• TASK REQUIREMENTS: Copy every entry word for word. Skip the pictures.

• EXCERPTED DATA:
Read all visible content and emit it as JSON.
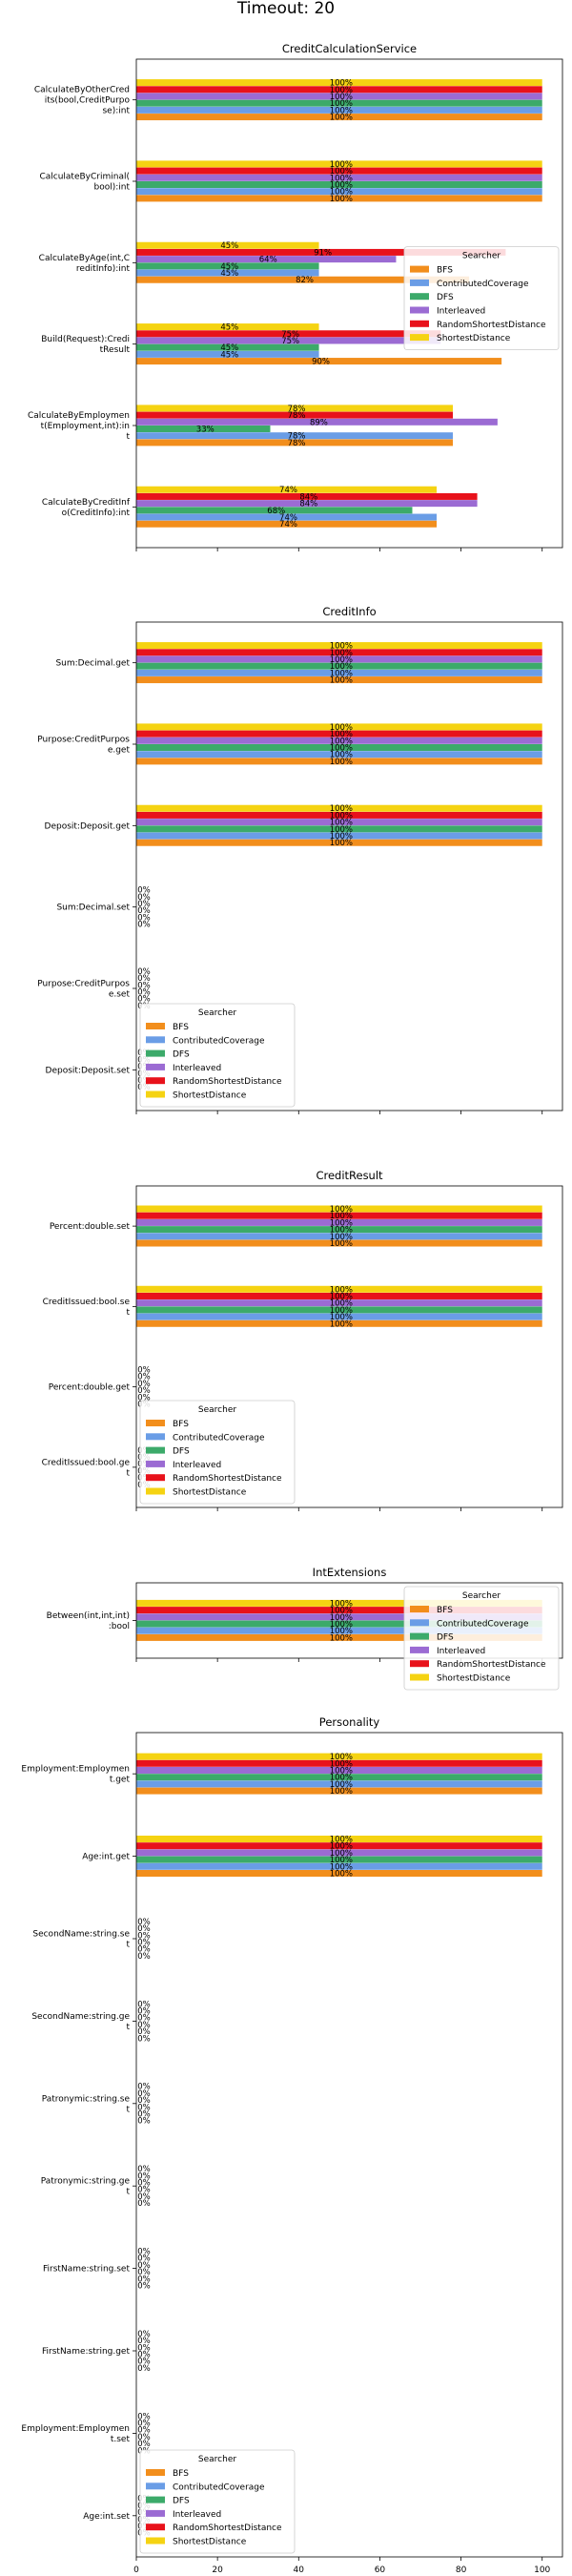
{
  "suptitle": "Timeout: 20",
  "legend_title": "Searcher",
  "series_names": [
    "BFS",
    "ContributedCoverage",
    "DFS",
    "Interleaved",
    "RandomShortestDistance",
    "ShortestDistance"
  ],
  "series_colors": [
    "#f28e1c",
    "#6a9de6",
    "#3caa6a",
    "#9b6bd3",
    "#e8121b",
    "#f5d312"
  ],
  "chart_data": [
    {
      "type": "bar",
      "title": "CreditCalculationService",
      "legend_position": "center-right",
      "categories": [
        "CalculateByOtherCredits(bool,CreditPurpose):int",
        "CalculateByCriminal(bool):int",
        "CalculateByAge(int,CreditInfo):int",
        "Build(Request):CreditResult",
        "CalculateByEmployment(Employment,int):int",
        "CalculateByCreditInfo(CreditInfo):int"
      ],
      "category_lines": [
        [
          "CalculateByOtherCred",
          "its(bool,CreditPurpo",
          "se):int"
        ],
        [
          "CalculateByCriminal(",
          "bool):int"
        ],
        [
          "CalculateByAge(int,C",
          "reditInfo):int"
        ],
        [
          "Build(Request):Credi",
          "tResult"
        ],
        [
          "CalculateByEmploymen",
          "t(Employment,int):in",
          "t"
        ],
        [
          "CalculateByCreditInf",
          "o(CreditInfo):int"
        ]
      ],
      "series": [
        {
          "name": "BFS",
          "values": [
            100,
            100,
            82,
            90,
            78,
            74
          ]
        },
        {
          "name": "ContributedCoverage",
          "values": [
            100,
            100,
            45,
            45,
            78,
            74
          ]
        },
        {
          "name": "DFS",
          "values": [
            100,
            100,
            45,
            45,
            33,
            68
          ]
        },
        {
          "name": "Interleaved",
          "values": [
            100,
            100,
            64,
            75,
            89,
            84
          ]
        },
        {
          "name": "RandomShortestDistance",
          "values": [
            100,
            100,
            91,
            75,
            78,
            84
          ]
        },
        {
          "name": "ShortestDistance",
          "values": [
            100,
            100,
            45,
            45,
            78,
            74
          ]
        }
      ]
    },
    {
      "type": "bar",
      "title": "CreditInfo",
      "legend_position": "lower-left",
      "categories": [
        "Sum:Decimal.get",
        "Purpose:CreditPurpose.get",
        "Deposit:Deposit.get",
        "Sum:Decimal.set",
        "Purpose:CreditPurpose.set",
        "Deposit:Deposit.set"
      ],
      "category_lines": [
        [
          "Sum:Decimal.get"
        ],
        [
          "Purpose:CreditPurpos",
          "e.get"
        ],
        [
          "Deposit:Deposit.get"
        ],
        [
          "Sum:Decimal.set"
        ],
        [
          "Purpose:CreditPurpos",
          "e.set"
        ],
        [
          "Deposit:Deposit.set"
        ]
      ],
      "series": [
        {
          "name": "BFS",
          "values": [
            100,
            100,
            100,
            0,
            0,
            0
          ]
        },
        {
          "name": "ContributedCoverage",
          "values": [
            100,
            100,
            100,
            0,
            0,
            0
          ]
        },
        {
          "name": "DFS",
          "values": [
            100,
            100,
            100,
            0,
            0,
            0
          ]
        },
        {
          "name": "Interleaved",
          "values": [
            100,
            100,
            100,
            0,
            0,
            0
          ]
        },
        {
          "name": "RandomShortestDistance",
          "values": [
            100,
            100,
            100,
            0,
            0,
            0
          ]
        },
        {
          "name": "ShortestDistance",
          "values": [
            100,
            100,
            100,
            0,
            0,
            0
          ]
        }
      ]
    },
    {
      "type": "bar",
      "title": "CreditResult",
      "legend_position": "lower-left",
      "categories": [
        "Percent:double.set",
        "CreditIssued:bool.set",
        "Percent:double.get",
        "CreditIssued:bool.get"
      ],
      "category_lines": [
        [
          "Percent:double.set"
        ],
        [
          "CreditIssued:bool.se",
          "t"
        ],
        [
          "Percent:double.get"
        ],
        [
          "CreditIssued:bool.ge",
          "t"
        ]
      ],
      "series": [
        {
          "name": "BFS",
          "values": [
            100,
            100,
            0,
            0
          ]
        },
        {
          "name": "ContributedCoverage",
          "values": [
            100,
            100,
            0,
            0
          ]
        },
        {
          "name": "DFS",
          "values": [
            100,
            100,
            0,
            0
          ]
        },
        {
          "name": "Interleaved",
          "values": [
            100,
            100,
            0,
            0
          ]
        },
        {
          "name": "RandomShortestDistance",
          "values": [
            100,
            100,
            0,
            0
          ]
        },
        {
          "name": "ShortestDistance",
          "values": [
            100,
            100,
            0,
            0
          ]
        }
      ]
    },
    {
      "type": "bar",
      "title": "IntExtensions",
      "legend_position": "upper-right",
      "categories": [
        "Between(int,int,int):bool"
      ],
      "category_lines": [
        [
          "Between(int,int,int)",
          ":bool"
        ]
      ],
      "series": [
        {
          "name": "BFS",
          "values": [
            100
          ]
        },
        {
          "name": "ContributedCoverage",
          "values": [
            100
          ]
        },
        {
          "name": "DFS",
          "values": [
            100
          ]
        },
        {
          "name": "Interleaved",
          "values": [
            100
          ]
        },
        {
          "name": "RandomShortestDistance",
          "values": [
            100
          ]
        },
        {
          "name": "ShortestDistance",
          "values": [
            100
          ]
        }
      ]
    },
    {
      "type": "bar",
      "title": "Personality",
      "legend_position": "lower-left",
      "xticks": [
        0,
        20,
        40,
        60,
        80,
        100
      ],
      "categories": [
        "Employment:Employment.get",
        "Age:int.get",
        "SecondName:string.set",
        "SecondName:string.get",
        "Patronymic:string.set",
        "Patronymic:string.get",
        "FirstName:string.set",
        "FirstName:string.get",
        "Employment:Employment.set",
        "Age:int.set"
      ],
      "category_lines": [
        [
          "Employment:Employmen",
          "t.get"
        ],
        [
          "Age:int.get"
        ],
        [
          "SecondName:string.se",
          "t"
        ],
        [
          "SecondName:string.ge",
          "t"
        ],
        [
          "Patronymic:string.se",
          "t"
        ],
        [
          "Patronymic:string.ge",
          "t"
        ],
        [
          "FirstName:string.set"
        ],
        [
          "FirstName:string.get"
        ],
        [
          "Employment:Employmen",
          "t.set"
        ],
        [
          "Age:int.set"
        ]
      ],
      "series": [
        {
          "name": "BFS",
          "values": [
            100,
            100,
            0,
            0,
            0,
            0,
            0,
            0,
            0,
            0
          ]
        },
        {
          "name": "ContributedCoverage",
          "values": [
            100,
            100,
            0,
            0,
            0,
            0,
            0,
            0,
            0,
            0
          ]
        },
        {
          "name": "DFS",
          "values": [
            100,
            100,
            0,
            0,
            0,
            0,
            0,
            0,
            0,
            0
          ]
        },
        {
          "name": "Interleaved",
          "values": [
            100,
            100,
            0,
            0,
            0,
            0,
            0,
            0,
            0,
            0
          ]
        },
        {
          "name": "RandomShortestDistance",
          "values": [
            100,
            100,
            0,
            0,
            0,
            0,
            0,
            0,
            0,
            0
          ]
        },
        {
          "name": "ShortestDistance",
          "values": [
            100,
            100,
            0,
            0,
            0,
            0,
            0,
            0,
            0,
            0
          ]
        }
      ]
    }
  ]
}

• FINISHED EXERCISE:
Read all visible content and emit it as JSON.
{
  "suptitle": "Timeout: 20",
  "legend_title": "Searcher",
  "series_names": [
    "BFS",
    "ContributedCoverage",
    "DFS",
    "Interleaved",
    "RandomShortestDistance",
    "ShortestDistance"
  ],
  "series_colors": [
    "#f28e1c",
    "#6a9de6",
    "#3caa6a",
    "#9b6bd3",
    "#e8121b",
    "#f5d312"
  ],
  "chart_data": [
    {
      "type": "bar",
      "title": "CreditCalculationService",
      "legend_position": "center-right",
      "categories": [
        "CalculateByOtherCredits(bool,CreditPurpose):int",
        "CalculateByCriminal(bool):int",
        "CalculateByAge(int,CreditInfo):int",
        "Build(Request):CreditResult",
        "CalculateByEmployment(Employment,int):int",
        "CalculateByCreditInfo(CreditInfo):int"
      ],
      "category_lines": [
        [
          "CalculateByOtherCred",
          "its(bool,CreditPurpo",
          "se):int"
        ],
        [
          "CalculateByCriminal(",
          "bool):int"
        ],
        [
          "CalculateByAge(int,C",
          "reditInfo):int"
        ],
        [
          "Build(Request):Credi",
          "tResult"
        ],
        [
          "CalculateByEmploymen",
          "t(Employment,int):in",
          "t"
        ],
        [
          "CalculateByCreditInf",
          "o(CreditInfo):int"
        ]
      ],
      "series": [
        {
          "name": "BFS",
          "values": [
            100,
            100,
            82,
            90,
            78,
            74
          ]
        },
        {
          "name": "ContributedCoverage",
          "values": [
            100,
            100,
            45,
            45,
            78,
            74
          ]
        },
        {
          "name": "DFS",
          "values": [
            100,
            100,
            45,
            45,
            33,
            68
          ]
        },
        {
          "name": "Interleaved",
          "values": [
            100,
            100,
            64,
            75,
            89,
            84
          ]
        },
        {
          "name": "RandomShortestDistance",
          "values": [
            100,
            100,
            91,
            75,
            78,
            84
          ]
        },
        {
          "name": "ShortestDistance",
          "values": [
            100,
            100,
            45,
            45,
            78,
            74
          ]
        }
      ]
    },
    {
      "type": "bar",
      "title": "CreditInfo",
      "legend_position": "lower-left",
      "categories": [
        "Sum:Decimal.get",
        "Purpose:CreditPurpose.get",
        "Deposit:Deposit.get",
        "Sum:Decimal.set",
        "Purpose:CreditPurpose.set",
        "Deposit:Deposit.set"
      ],
      "category_lines": [
        [
          "Sum:Decimal.get"
        ],
        [
          "Purpose:CreditPurpos",
          "e.get"
        ],
        [
          "Deposit:Deposit.get"
        ],
        [
          "Sum:Decimal.set"
        ],
        [
          "Purpose:CreditPurpos",
          "e.set"
        ],
        [
          "Deposit:Deposit.set"
        ]
      ],
      "series": [
        {
          "name": "BFS",
          "values": [
            100,
            100,
            100,
            0,
            0,
            0
          ]
        },
        {
          "name": "ContributedCoverage",
          "values": [
            100,
            100,
            100,
            0,
            0,
            0
          ]
        },
        {
          "name": "DFS",
          "values": [
            100,
            100,
            100,
            0,
            0,
            0
          ]
        },
        {
          "name": "Interleaved",
          "values": [
            100,
            100,
            100,
            0,
            0,
            0
          ]
        },
        {
          "name": "RandomShortestDistance",
          "values": [
            100,
            100,
            100,
            0,
            0,
            0
          ]
        },
        {
          "name": "ShortestDistance",
          "values": [
            100,
            100,
            100,
            0,
            0,
            0
          ]
        }
      ]
    },
    {
      "type": "bar",
      "title": "CreditResult",
      "legend_position": "lower-left",
      "categories": [
        "Percent:double.set",
        "CreditIssued:bool.set",
        "Percent:double.get",
        "CreditIssued:bool.get"
      ],
      "category_lines": [
        [
          "Percent:double.set"
        ],
        [
          "CreditIssued:bool.se",
          "t"
        ],
        [
          "Percent:double.get"
        ],
        [
          "CreditIssued:bool.ge",
          "t"
        ]
      ],
      "series": [
        {
          "name": "BFS",
          "values": [
            100,
            100,
            0,
            0
          ]
        },
        {
          "name": "ContributedCoverage",
          "values": [
            100,
            100,
            0,
            0
          ]
        },
        {
          "name": "DFS",
          "values": [
            100,
            100,
            0,
            0
          ]
        },
        {
          "name": "Interleaved",
          "values": [
            100,
            100,
            0,
            0
          ]
        },
        {
          "name": "RandomShortestDistance",
          "values": [
            100,
            100,
            0,
            0
          ]
        },
        {
          "name": "ShortestDistance",
          "values": [
            100,
            100,
            0,
            0
          ]
        }
      ]
    },
    {
      "type": "bar",
      "title": "IntExtensions",
      "legend_position": "upper-right",
      "categories": [
        "Between(int,int,int):bool"
      ],
      "category_lines": [
        [
          "Between(int,int,int)",
          ":bool"
        ]
      ],
      "series": [
        {
          "name": "BFS",
          "values": [
            100
          ]
        },
        {
          "name": "ContributedCoverage",
          "values": [
            100
          ]
        },
        {
          "name": "DFS",
          "values": [
            100
          ]
        },
        {
          "name": "Interleaved",
          "values": [
            100
          ]
        },
        {
          "name": "RandomShortestDistance",
          "values": [
            100
          ]
        },
        {
          "name": "ShortestDistance",
          "values": [
            100
          ]
        }
      ]
    },
    {
      "type": "bar",
      "title": "Personality",
      "legend_position": "lower-left",
      "xticks": [
        0,
        20,
        40,
        60,
        80,
        100
      ],
      "categories": [
        "Employment:Employment.get",
        "Age:int.get",
        "SecondName:string.set",
        "SecondName:string.get",
        "Patronymic:string.set",
        "Patronymic:string.get",
        "FirstName:string.set",
        "FirstName:string.get",
        "Employment:Employment.set",
        "Age:int.set"
      ],
      "category_lines": [
        [
          "Employment:Employmen",
          "t.get"
        ],
        [
          "Age:int.get"
        ],
        [
          "SecondName:string.se",
          "t"
        ],
        [
          "SecondName:string.ge",
          "t"
        ],
        [
          "Patronymic:string.se",
          "t"
        ],
        [
          "Patronymic:string.ge",
          "t"
        ],
        [
          "FirstName:string.set"
        ],
        [
          "FirstName:string.get"
        ],
        [
          "Employment:Employmen",
          "t.set"
        ],
        [
          "Age:int.set"
        ]
      ],
      "series": [
        {
          "name": "BFS",
          "values": [
            100,
            100,
            0,
            0,
            0,
            0,
            0,
            0,
            0,
            0
          ]
        },
        {
          "name": "ContributedCoverage",
          "values": [
            100,
            100,
            0,
            0,
            0,
            0,
            0,
            0,
            0,
            0
          ]
        },
        {
          "name": "DFS",
          "values": [
            100,
            100,
            0,
            0,
            0,
            0,
            0,
            0,
            0,
            0
          ]
        },
        {
          "name": "Interleaved",
          "values": [
            100,
            100,
            0,
            0,
            0,
            0,
            0,
            0,
            0,
            0
          ]
        },
        {
          "name": "RandomShortestDistance",
          "values": [
            100,
            100,
            0,
            0,
            0,
            0,
            0,
            0,
            0,
            0
          ]
        },
        {
          "name": "ShortestDistance",
          "values": [
            100,
            100,
            0,
            0,
            0,
            0,
            0,
            0,
            0,
            0
          ]
        }
      ]
    }
  ]
}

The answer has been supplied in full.